▶ [Extracted information]:
● ● ● ● ●

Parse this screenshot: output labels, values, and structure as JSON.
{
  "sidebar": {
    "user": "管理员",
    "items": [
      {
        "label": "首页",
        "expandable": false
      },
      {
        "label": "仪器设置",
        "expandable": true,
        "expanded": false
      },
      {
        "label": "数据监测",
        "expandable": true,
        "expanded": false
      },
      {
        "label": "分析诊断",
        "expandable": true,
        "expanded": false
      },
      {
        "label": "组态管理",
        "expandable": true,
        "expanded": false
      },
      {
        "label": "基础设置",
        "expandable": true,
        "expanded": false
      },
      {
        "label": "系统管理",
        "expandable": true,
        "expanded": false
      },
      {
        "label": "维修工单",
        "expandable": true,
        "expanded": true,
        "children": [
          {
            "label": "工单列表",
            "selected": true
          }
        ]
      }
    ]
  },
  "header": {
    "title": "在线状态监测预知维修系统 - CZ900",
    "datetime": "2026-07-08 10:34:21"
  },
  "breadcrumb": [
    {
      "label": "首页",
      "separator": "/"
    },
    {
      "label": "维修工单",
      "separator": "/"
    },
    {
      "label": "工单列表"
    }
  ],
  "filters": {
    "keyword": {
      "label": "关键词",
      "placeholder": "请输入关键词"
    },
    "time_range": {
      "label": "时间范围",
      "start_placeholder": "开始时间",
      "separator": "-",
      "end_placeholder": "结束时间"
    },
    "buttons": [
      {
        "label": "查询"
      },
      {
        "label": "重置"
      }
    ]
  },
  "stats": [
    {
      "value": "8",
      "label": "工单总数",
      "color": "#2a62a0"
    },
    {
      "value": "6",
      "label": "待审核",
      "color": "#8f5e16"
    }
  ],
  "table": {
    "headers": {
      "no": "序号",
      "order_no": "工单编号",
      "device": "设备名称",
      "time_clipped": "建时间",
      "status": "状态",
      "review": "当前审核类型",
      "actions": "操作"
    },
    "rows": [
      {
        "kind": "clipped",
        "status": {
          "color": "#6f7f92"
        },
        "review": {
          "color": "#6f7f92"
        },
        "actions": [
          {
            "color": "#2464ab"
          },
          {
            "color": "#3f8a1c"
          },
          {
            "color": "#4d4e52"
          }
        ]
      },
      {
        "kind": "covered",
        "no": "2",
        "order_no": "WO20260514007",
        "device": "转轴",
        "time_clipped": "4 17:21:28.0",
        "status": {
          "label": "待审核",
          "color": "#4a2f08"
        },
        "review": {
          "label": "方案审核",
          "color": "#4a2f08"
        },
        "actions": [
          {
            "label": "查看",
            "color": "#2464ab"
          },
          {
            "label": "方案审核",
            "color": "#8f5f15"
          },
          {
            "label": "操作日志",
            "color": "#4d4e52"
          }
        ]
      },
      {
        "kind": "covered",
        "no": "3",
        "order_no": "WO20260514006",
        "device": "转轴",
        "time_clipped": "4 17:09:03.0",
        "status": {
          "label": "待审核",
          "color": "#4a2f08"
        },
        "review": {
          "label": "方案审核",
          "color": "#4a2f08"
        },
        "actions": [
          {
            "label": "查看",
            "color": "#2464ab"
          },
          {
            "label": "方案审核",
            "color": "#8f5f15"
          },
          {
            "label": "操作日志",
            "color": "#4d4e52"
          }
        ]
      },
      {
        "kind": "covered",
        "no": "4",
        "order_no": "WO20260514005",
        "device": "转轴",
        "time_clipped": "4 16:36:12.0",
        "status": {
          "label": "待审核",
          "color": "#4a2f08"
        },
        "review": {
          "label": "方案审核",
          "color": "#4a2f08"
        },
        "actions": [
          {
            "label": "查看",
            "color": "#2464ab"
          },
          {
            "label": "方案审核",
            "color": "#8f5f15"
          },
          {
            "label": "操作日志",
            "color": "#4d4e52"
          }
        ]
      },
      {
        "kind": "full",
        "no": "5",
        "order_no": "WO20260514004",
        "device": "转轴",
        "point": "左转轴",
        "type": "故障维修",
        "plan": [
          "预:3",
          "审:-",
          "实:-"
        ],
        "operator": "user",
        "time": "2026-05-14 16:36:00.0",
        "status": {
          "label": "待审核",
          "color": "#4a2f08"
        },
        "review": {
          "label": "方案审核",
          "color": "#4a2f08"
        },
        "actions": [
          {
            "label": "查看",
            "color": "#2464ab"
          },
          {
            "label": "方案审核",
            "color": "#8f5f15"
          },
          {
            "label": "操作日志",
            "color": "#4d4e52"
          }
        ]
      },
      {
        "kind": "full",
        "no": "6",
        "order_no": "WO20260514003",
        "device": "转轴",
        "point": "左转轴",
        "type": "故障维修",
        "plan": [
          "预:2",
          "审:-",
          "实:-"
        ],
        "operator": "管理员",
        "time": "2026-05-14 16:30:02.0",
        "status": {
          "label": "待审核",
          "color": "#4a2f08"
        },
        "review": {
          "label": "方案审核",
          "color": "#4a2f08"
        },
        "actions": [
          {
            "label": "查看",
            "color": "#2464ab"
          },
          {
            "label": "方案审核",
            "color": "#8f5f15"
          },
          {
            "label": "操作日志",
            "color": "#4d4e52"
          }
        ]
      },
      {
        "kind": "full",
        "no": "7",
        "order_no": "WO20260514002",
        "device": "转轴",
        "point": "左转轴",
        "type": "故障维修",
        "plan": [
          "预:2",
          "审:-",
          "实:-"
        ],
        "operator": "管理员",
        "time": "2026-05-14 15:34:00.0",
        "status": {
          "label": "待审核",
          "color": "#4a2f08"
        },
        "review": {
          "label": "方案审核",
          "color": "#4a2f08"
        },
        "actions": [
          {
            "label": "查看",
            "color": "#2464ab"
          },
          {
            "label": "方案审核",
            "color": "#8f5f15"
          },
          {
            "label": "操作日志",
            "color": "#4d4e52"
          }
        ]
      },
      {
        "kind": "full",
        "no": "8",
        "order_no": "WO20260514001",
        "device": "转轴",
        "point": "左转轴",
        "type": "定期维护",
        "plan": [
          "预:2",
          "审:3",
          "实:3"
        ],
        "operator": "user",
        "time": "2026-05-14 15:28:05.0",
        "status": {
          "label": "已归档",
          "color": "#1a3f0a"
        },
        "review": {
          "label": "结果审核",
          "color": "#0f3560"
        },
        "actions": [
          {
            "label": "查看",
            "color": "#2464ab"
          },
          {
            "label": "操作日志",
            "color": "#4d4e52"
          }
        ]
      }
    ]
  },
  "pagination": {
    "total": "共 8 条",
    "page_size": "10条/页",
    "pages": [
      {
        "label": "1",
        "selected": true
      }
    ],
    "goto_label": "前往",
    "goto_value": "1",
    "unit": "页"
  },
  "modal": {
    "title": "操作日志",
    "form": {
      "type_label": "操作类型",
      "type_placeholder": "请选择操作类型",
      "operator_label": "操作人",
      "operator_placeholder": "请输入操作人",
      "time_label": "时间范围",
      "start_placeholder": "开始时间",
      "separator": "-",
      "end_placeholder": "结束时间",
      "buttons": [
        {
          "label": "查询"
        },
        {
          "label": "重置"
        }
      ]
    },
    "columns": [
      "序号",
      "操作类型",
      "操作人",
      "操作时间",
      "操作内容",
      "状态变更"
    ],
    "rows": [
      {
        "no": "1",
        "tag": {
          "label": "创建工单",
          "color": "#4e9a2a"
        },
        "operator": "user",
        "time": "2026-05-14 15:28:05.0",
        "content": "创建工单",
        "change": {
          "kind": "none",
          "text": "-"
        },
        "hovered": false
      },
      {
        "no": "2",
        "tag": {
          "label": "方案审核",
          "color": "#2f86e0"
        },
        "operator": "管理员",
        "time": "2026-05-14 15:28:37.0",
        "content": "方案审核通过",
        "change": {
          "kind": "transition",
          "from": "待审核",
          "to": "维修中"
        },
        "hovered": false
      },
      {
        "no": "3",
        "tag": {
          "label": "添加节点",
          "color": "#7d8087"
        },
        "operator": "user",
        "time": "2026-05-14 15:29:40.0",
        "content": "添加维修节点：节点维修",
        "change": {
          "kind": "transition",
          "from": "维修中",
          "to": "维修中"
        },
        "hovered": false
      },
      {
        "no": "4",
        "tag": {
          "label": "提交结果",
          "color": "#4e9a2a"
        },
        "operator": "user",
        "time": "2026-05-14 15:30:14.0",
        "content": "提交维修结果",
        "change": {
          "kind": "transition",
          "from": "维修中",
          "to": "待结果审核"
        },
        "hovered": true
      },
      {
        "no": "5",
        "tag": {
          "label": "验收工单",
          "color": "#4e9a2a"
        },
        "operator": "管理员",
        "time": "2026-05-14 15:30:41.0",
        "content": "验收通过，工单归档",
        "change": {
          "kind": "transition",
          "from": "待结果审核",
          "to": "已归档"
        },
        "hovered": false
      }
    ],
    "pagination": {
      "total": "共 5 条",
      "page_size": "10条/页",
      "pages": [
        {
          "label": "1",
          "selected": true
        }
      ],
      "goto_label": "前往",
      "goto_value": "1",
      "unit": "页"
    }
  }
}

● ● ● ● ●

▶ [Task brief]: Copy every line of the listing that contains the word "content".

▶ [Solution below]:
        "content": "创建工单",
        "content": "方案审核通过",
        "content": "添加维修节点：节点维修",
        "content": "提交维修结果",
        "content": "验收通过，工单归档",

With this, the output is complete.